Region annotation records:
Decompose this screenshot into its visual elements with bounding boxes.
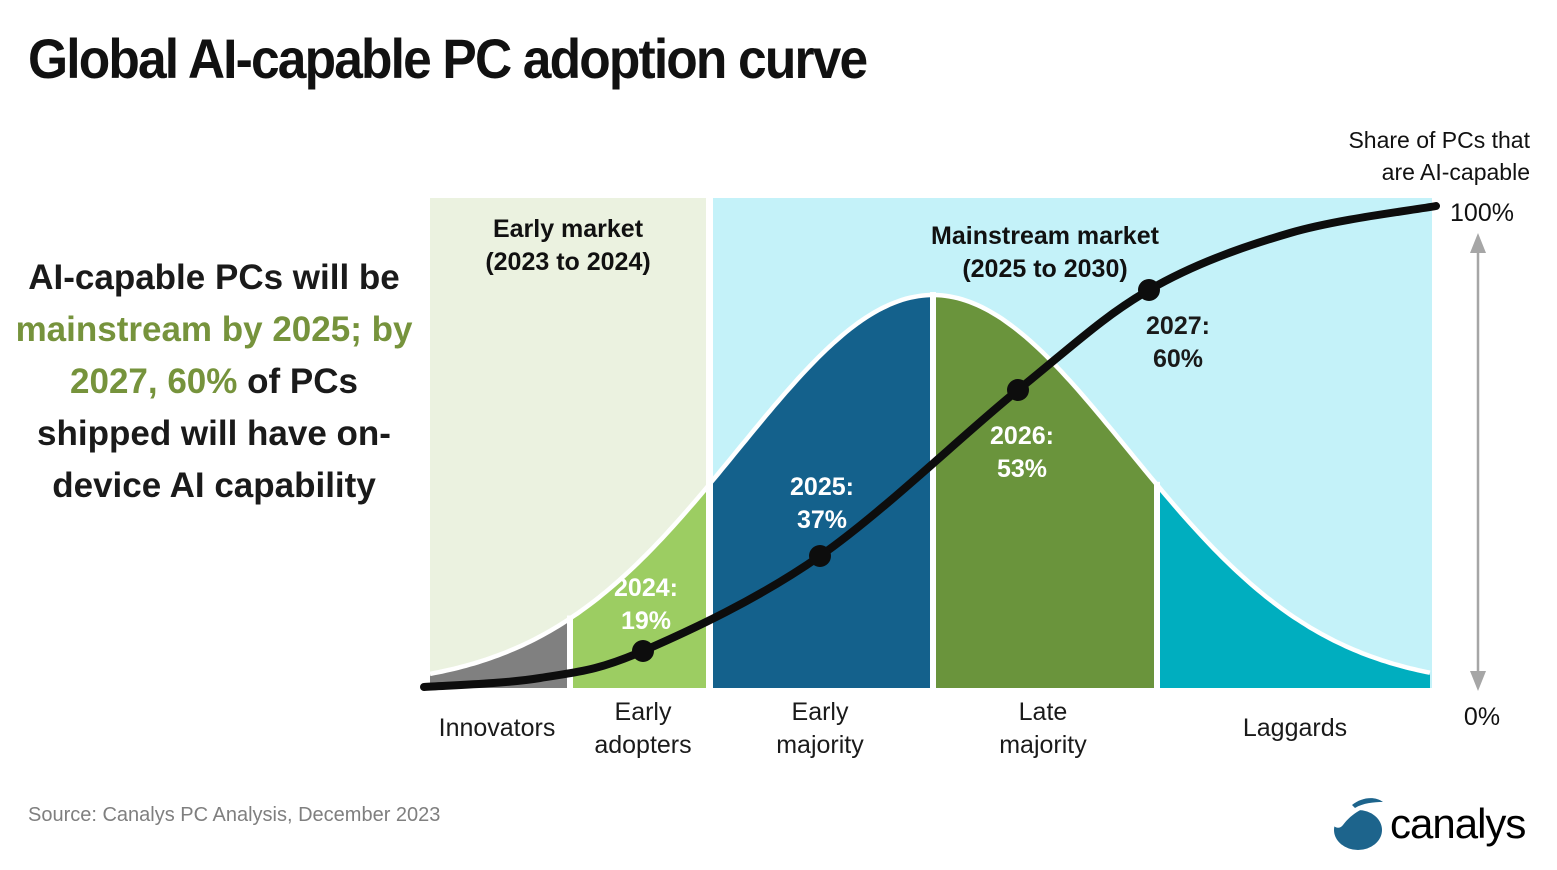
annotation-2024-year: 2024: [614,574,678,602]
annotation-2026: 2026: 53% [942,420,1102,486]
annotation-2026-year: 2026: [990,422,1054,450]
canalys-logo: canalys [1330,795,1526,853]
y-axis-title: Share of PCs that are AI-capable [1348,127,1530,185]
segment-label-innovators: Innovators [438,714,556,742]
annotation-2026-value: 53% [996,455,1048,483]
segment-label-late-majority: Late majority [999,698,1087,759]
region-label-mainstream-market: Mainstream market (2025 to 2030) [890,220,1200,286]
region-main-title: Mainstream market [931,222,1159,250]
region-main-years: (2025 to 2030) [962,255,1128,283]
y-axis-min-label: 0% [1463,703,1501,731]
annotation-2024-value: 19% [620,607,672,635]
segment-label-early-adopters: Early adopters [594,698,692,759]
y-axis-max-label: 100% [1450,199,1514,227]
region-early-title: Early market [492,215,644,243]
annotation-2027: 2027: 60% [1098,310,1258,376]
region-early-years: (2023 to 2024) [485,248,651,276]
canalys-logo-icon [1334,798,1383,850]
insight-text: AI-capable PCs will be mainstream by 202… [15,258,413,505]
canalys-logo-text: canalys [1390,800,1526,847]
annotation-2025-year: 2025: [790,473,854,501]
annotation-2027-year: 2027: [1146,312,1210,340]
segment-label-early-majority: Early majority [776,698,864,759]
segment-label-laggards: Laggards [1242,714,1348,742]
page-title: Global AI-capable PC adoption curve [28,27,868,90]
annotation-2025: 2025: 37% [742,471,902,537]
annotation-2027-value: 60% [1152,345,1204,373]
source-note: Source: Canalys PC Analysis, December 20… [28,804,441,826]
annotation-2025-value: 37% [796,506,848,534]
region-label-early-market: Early market (2023 to 2024) [428,213,708,279]
annotation-2024: 2024: 19% [566,572,726,638]
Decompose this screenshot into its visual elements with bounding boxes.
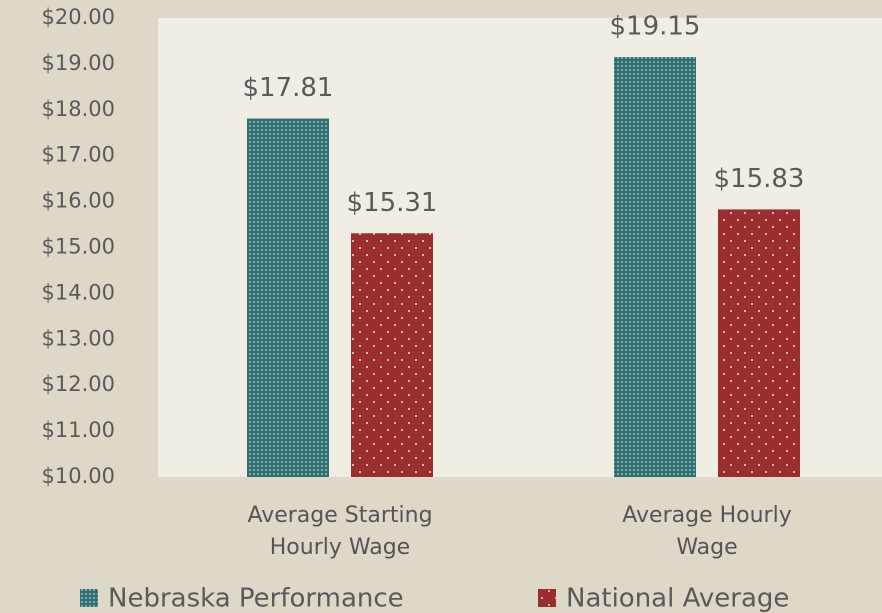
y-tick-label: $17.00 xyxy=(42,143,115,167)
legend-swatch xyxy=(80,589,98,607)
value-label: $15.83 xyxy=(714,164,805,194)
y-tick-label: $18.00 xyxy=(42,97,115,121)
y-tick-label: $11.00 xyxy=(42,418,115,442)
y-tick-label: $15.00 xyxy=(42,235,115,259)
y-tick-label: $19.00 xyxy=(42,51,115,75)
legend-swatch xyxy=(538,589,556,607)
value-label: $15.31 xyxy=(347,188,438,218)
y-tick-label: $14.00 xyxy=(42,280,115,304)
legend-label: Nebraska Performance xyxy=(108,584,404,613)
bar xyxy=(351,233,433,477)
x-tick-label: Average Starting Hourly Wage xyxy=(247,503,433,560)
y-tick-label: $12.00 xyxy=(42,372,115,396)
y-tick-label: $13.00 xyxy=(42,326,115,350)
legend-label: National Average xyxy=(566,584,789,613)
value-label: $17.81 xyxy=(243,73,334,103)
y-tick-label: $16.00 xyxy=(42,189,115,213)
bar xyxy=(247,118,329,478)
y-tick-label: $20.00 xyxy=(42,5,115,29)
bar xyxy=(718,209,800,477)
x-tick-label: Average Hourly Wage xyxy=(622,503,792,560)
y-tick-label: $10.00 xyxy=(42,464,115,488)
bar xyxy=(614,57,696,477)
value-label: $19.15 xyxy=(610,12,701,42)
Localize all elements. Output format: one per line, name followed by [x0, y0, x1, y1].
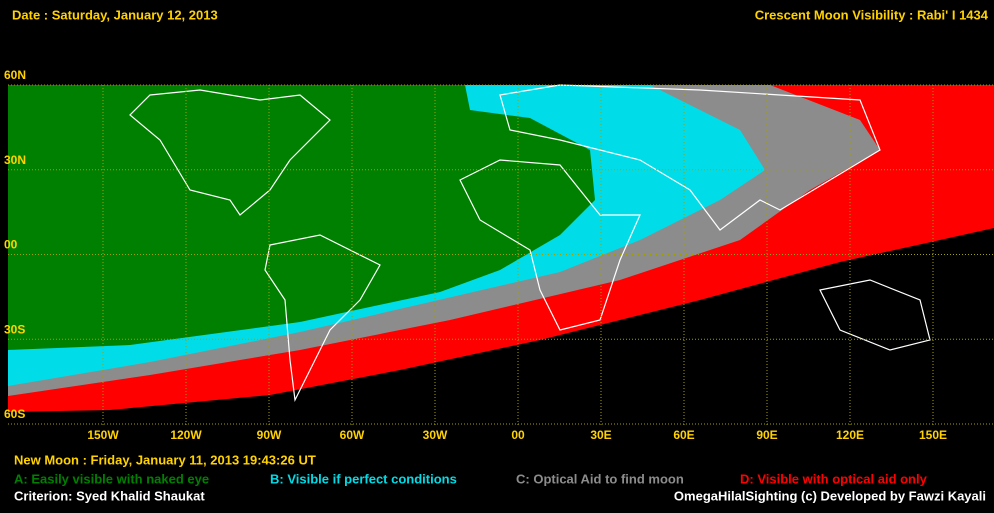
latitude-label: 60N: [4, 68, 26, 82]
longitude-label: 150E: [919, 428, 947, 442]
longitude-label: 150W: [87, 428, 119, 442]
longitude-label: 00: [511, 428, 525, 442]
legend-item: B: Visible if perfect conditions: [270, 471, 457, 486]
latitude-label: 00: [4, 238, 18, 252]
new-moon: New Moon : Friday, January 11, 2013 19:4…: [14, 452, 316, 467]
longitude-label: 90E: [756, 428, 777, 442]
date: Date : Saturday, January 12, 2013: [12, 7, 218, 22]
longitude-label: 120E: [836, 428, 864, 442]
longitude-label: 60E: [673, 428, 694, 442]
latitude-label: 60S: [4, 407, 25, 421]
longitude-label: 30W: [423, 428, 448, 442]
title: Crescent Moon Visibility : Rabi' I 1434: [755, 7, 989, 22]
longitude-label: 90W: [257, 428, 282, 442]
longitude-label: 60W: [340, 428, 365, 442]
criterion: Criterion: Syed Khalid Shaukat: [14, 488, 205, 503]
legend-item: A: Easily visible with naked eye: [14, 471, 209, 486]
australia: [819, 279, 931, 351]
graticule: 60N 30N 00 30S 60S 150W 120W 90W 60W 30W 00 30E 60E 9…: [4, 68, 994, 442]
credit: OmegaHilalSighting (c) Developed by Fawz…: [674, 488, 986, 503]
latitude-label: 30S: [4, 322, 25, 336]
africa: [459, 159, 641, 331]
longitude-label: 120W: [170, 428, 202, 442]
zone-a: [8, 85, 595, 350]
zones: [8, 85, 994, 412]
legend-item: D: Visible with optical aid only: [740, 471, 928, 486]
legend-item: C: Optical Aid to find moon: [516, 471, 684, 486]
eurasia: [499, 84, 881, 231]
latitude-label: 30N: [4, 153, 26, 167]
longitude-label: 30E: [590, 428, 611, 442]
north-america: [129, 89, 331, 216]
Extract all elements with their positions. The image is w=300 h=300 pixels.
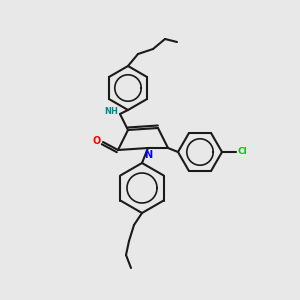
Text: Cl: Cl [237,148,247,157]
Text: NH: NH [104,107,118,116]
Text: N: N [144,150,152,160]
Text: O: O [93,136,101,146]
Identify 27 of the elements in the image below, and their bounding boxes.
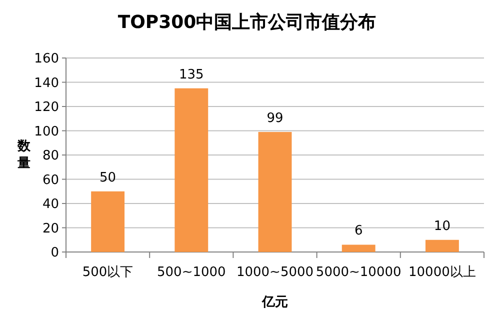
- y-tick-label: 160: [34, 52, 59, 66]
- data-label: 135: [178, 67, 204, 82]
- y-tick-label: 100: [34, 124, 59, 140]
- y-tick-label: 80: [42, 148, 59, 164]
- data-label: 99: [266, 110, 284, 126]
- y-tick-label: 20: [42, 221, 59, 236]
- data-label: 6: [354, 224, 363, 239]
- y-tick-label: 0: [50, 246, 59, 260]
- x-tick-label: 5000~10000: [316, 265, 402, 280]
- chart-title: TOP300中国上市公司市值分布: [118, 12, 376, 33]
- y-tick-label: 60: [42, 172, 59, 188]
- y-tick-label: 140: [34, 76, 59, 91]
- bar: [91, 191, 125, 252]
- bar: [342, 244, 376, 252]
- x-tick-label: 10000以上: [408, 265, 476, 280]
- y-axis-title: 数量: [16, 139, 32, 171]
- y-tick-label: 40: [42, 197, 59, 212]
- bar: [174, 88, 208, 252]
- x-tick-label: 500以下: [82, 265, 134, 280]
- bar: [258, 132, 292, 252]
- x-tick-label: 500~1000: [157, 265, 226, 280]
- x-axis-title: 亿元: [261, 295, 288, 310]
- data-label: 50: [100, 170, 116, 186]
- bar: [425, 240, 459, 252]
- y-tick-label: 120: [34, 100, 59, 115]
- x-tick-label: 1000~5000: [236, 265, 314, 280]
- data-label: 10: [434, 218, 450, 234]
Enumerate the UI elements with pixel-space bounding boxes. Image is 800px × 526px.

Problem requirements:
Write every line of the records above as a JSON list of strings, one string per line, skipping blank lines. Leave out the picture placeholders.

Output below:
[
  "Decompose this screenshot into its visual elements with bounding boxes.",
  "annotation-2024-year: 2024: [614,574,678,602]",
  "annotation-2026: 2026: 53% [942,420,1102,486]",
  "annotation-2026-year: 2026: [990,422,1054,450]",
  "canalys-logo: canalys [1330,795,1526,853]",
  "y-axis-title: Share of PCs that are AI-capable [1348,127,1530,185]",
  "segment-label-innovators: Innovators [438,714,556,742]",
  "annotation-2026-value: 53% [996,455,1048,483]",
  "segment-label-late-majority: Late majority [999,698,1087,759]",
  "region-label-mainstream-market: Mainstream market (2025 to 2030) [890,220,1200,286]",
  "region-main-title: Mainstream market [931,222,1159,250]",
  "region-main-years: (2025 to 2030) [962,255,1128,283]",
  "y-axis-min-label: 0% [1463,703,1501,731]",
  "annotation-2024-value: 19% [620,607,672,635]",
  "segment-label-early-adopters: Early adopters [594,698,692,759]",
  "y-axis-max-label: 100% [1450,199,1514,227]",
  "region-early-title: Early market [492,215,644,243]",
  "annotation-2027: 2027: 60% [1098,310,1258,376]",
  "region-early-years: (2023 to 2024) [485,248,651,276]",
  "canalys-logo-icon [1334,798,1383,850]",
  "insight-text: AI-capable PCs will be mainstream by 202… [15,258,413,505]",
  "canalys-logo-text: canalys [1390,800,1526,847]",
  "annotation-2025-year: 2025: [790,473,854,501]",
  "annotation-2027-year: 2027: [1146,312,1210,340]",
  "segment-label-early-majority: Early majority [776,698,864,759]",
  "segment-label-laggards: Laggards [1242,714,1348,742]",
  "page-title: Global AI-capable PC adoption curve [28,27,868,90]",
  "annotation-2025: 2025: 37% [742,471,902,537]",
  "annotation-2027-value: 60% [1152,345,1204,373]",
  "source-note: Source: Canalys PC Analysis, December 20… [28,804,441,826]",
  "annotation-2025-value: 37% [796,506,848,534]",
  "region-label-early-market: Early market (2023 to 2024) [428,213,708,279]",
  "annotation-2024: 2024: 19% [566,572,726,638]",
  "Decompose this screenshot into its visual elements with bounding boxes.",
  "y-tick-label: $17.00 xyxy=(42,143,115,167)",
  "legend-swatch xyxy=(80,589,98,607)",
  "value-label: $15.83 xyxy=(714,164,805,194)",
  "y-tick-label: $18.00 xyxy=(42,97,115,121)",
  "y-tick-label: $11.00 xyxy=(42,418,115,442)",
  "y-tick-label: $15.00 xyxy=(42,235,115,259)",
  "y-tick-label: $19.00 xyxy=(42,51,115,75)",
  "legend-swatch xyxy=(538,589,556,607)",
  "value-label: $15.31 xyxy=(347,188,438,218)",
  "y-tick-label: $14.00 xyxy=(42,280,115,304)",
  "legend-label: Nebraska Performance xyxy=(108,584,404,613)",
  "bar xyxy=(351,233,433,477)",
  "x-tick-label: Average Starting Hourly Wage xyxy=(247,503,433,560)",
  "y-tick-label: $12.00 xyxy=(42,372,115,396)",
  "y-tick-label: $13.00 xyxy=(42,326,115,350)",
  "legend-label: National Average xyxy=(566,584,789,613)",
  "value-label: $17.81 xyxy=(243,73,334,103)",
  "y-tick-label: $16.00 xyxy=(42,189,115,213)",
  "bar xyxy=(247,118,329,478)",
  "y-tick-label: $20.00 xyxy=(42,5,115,29)",
  "bar xyxy=(718,209,800,477)",
  "x-tick-label: Average Hourly Wage xyxy=(622,503,792,560)",
  "y-tick-label: $10.00 xyxy=(42,464,115,488)",
  "bar xyxy=(614,57,696,477)",
  "value-label: $19.15 xyxy=(610,12,701,42)",
  "Localize all elements. Output format: one per line, name followed by [x0, y0, x1, y1].",
  "latitude-label: 60N: [4, 68, 26, 82]",
  "longitude-label: 150E: [919, 428, 947, 442]",
  "longitude-label: 150W: [87, 428, 119, 442]",
  "longitude-label: 00: [511, 428, 525, 442]",
  "legend-item: B: Visible if perfect conditions: [270, 471, 457, 486]",
  "latitude-label: 00: [4, 238, 18, 252]",
  "new-moon: New Moon : Friday, January 11, 2013 19:4…: [14, 452, 316, 467]",
  "longitude-label: 90E: [756, 428, 777, 442]",
  "date: Date : Saturday, January 12, 2013: [12, 7, 218, 22]",
  "longitude-label: 120E: [836, 428, 864, 442]",
  "longitude-label: 60E: [673, 428, 694, 442]",
  "latitude-label: 60S: [4, 407, 25, 421]",
  "longitude-label: 30W: [423, 428, 448, 442]",
  "title: Crescent Moon Visibility : Rabi' I 1434: [755, 7, 989, 22]",
  "longitude-label: 90W: [257, 428, 282, 442]",
  "longitude-label: 60W: [340, 428, 365, 442]",
  "criterion: Criterion: Syed Khalid Shaukat: [14, 488, 205, 503]",
  "legend-item: A: Easily visible with naked eye: [14, 471, 209, 486]",
  "australia: [819, 279, 931, 351]",
  "graticule: 60N 30N 00 30S 60S 150W 120W 90W 60W 30W 00 30E 60E 9…: [4, 68, 994, 442]",
  "credit: OmegaHilalSighting (c) Developed by Fawz…: [674, 488, 986, 503]",
  "latitude-label: 30S: [4, 322, 25, 336]",
  "africa: [459, 159, 641, 331]",
  "longitude-label: 120W: [170, 428, 202, 442]",
  "zone-a: [8, 85, 595, 350]",
  "zones: [8, 85, 994, 412]",
  "legend-item: D: Visible with optical aid only: [740, 471, 928, 486]",
  "legend-item: C: Optical Aid to find moon: [516, 471, 684, 486]",
  "eurasia: [499, 84, 881, 231]",
  "latitude-label: 30N: [4, 153, 26, 167]",
  "longitude-label: 30E: [590, 428, 611, 442]",
  "north-america: [129, 89, 331, 216]",
  "Extract all elements with their positions. The image is w=300 h=300 pixels.",
  "Text: Cl: Cl [237,148,247,157]",
  "Text: NH: NH [104,107,118,116]",
  "Text: N: N [144,150,152,160]",
  "Text: O: O [93,136,101,146]",
  "Identify 27 of the elements in the image below, and their bounding boxes.",
  "- y-tick-label: 160: [34, 52, 59, 66]",
  "- data-label: 135: [178, 67, 204, 82]",
  "- y-tick-label: 100: [34, 124, 59, 140]",
  "- y-tick-label: 80: [42, 148, 59, 164]",
  "- data-label: 99: [266, 110, 284, 126]",
  "- y-tick-label: 20: [42, 221, 59, 236]",
  "- data-label: 6: [354, 224, 363, 239]",
  "- y-tick-label: 0: [50, 246, 59, 260]",
  "- x-tick-label: 5000~10000: [316, 265, 402, 280]",
  "- chart-title: TOP300中国上市公司市值分布: [118, 12, 376, 33]",
  "- y-tick-label: 60: [42, 172, 59, 188]",
  "- y-tick-label: 140: [34, 76, 59, 91]",
  "- bar: [91, 191, 125, 252]",
  "- bar: [342, 244, 376, 252]",
  "- x-tick-label: 10000以上: [408, 265, 476, 280]",
  "- y-axis-title: 数量: [16, 139, 32, 171]",
  "- y-tick-label: 40: [42, 197, 59, 212]",
  "- bar: [174, 88, 208, 252]",
  "- x-tick-label: 500以下: [82, 265, 134, 280]",
  "- bar: [258, 132, 292, 252]",
  "- x-tick-label: 500~1000: [157, 265, 226, 280]",
  "- x-axis-title: 亿元: [261, 295, 288, 310]",
  "- data-label: 50: [100, 170, 116, 186]",
  "- bar: [425, 240, 459, 252]",
  "- y-tick-label: 120: [34, 100, 59, 115]",
  "- x-tick-label: 1000~5000: [236, 265, 314, 280]",
  "- data-label: 10: [434, 218, 450, 234]",
  "Enumerate the UI elements with pixel-space bounding boxes. Image is 800px × 526px."
]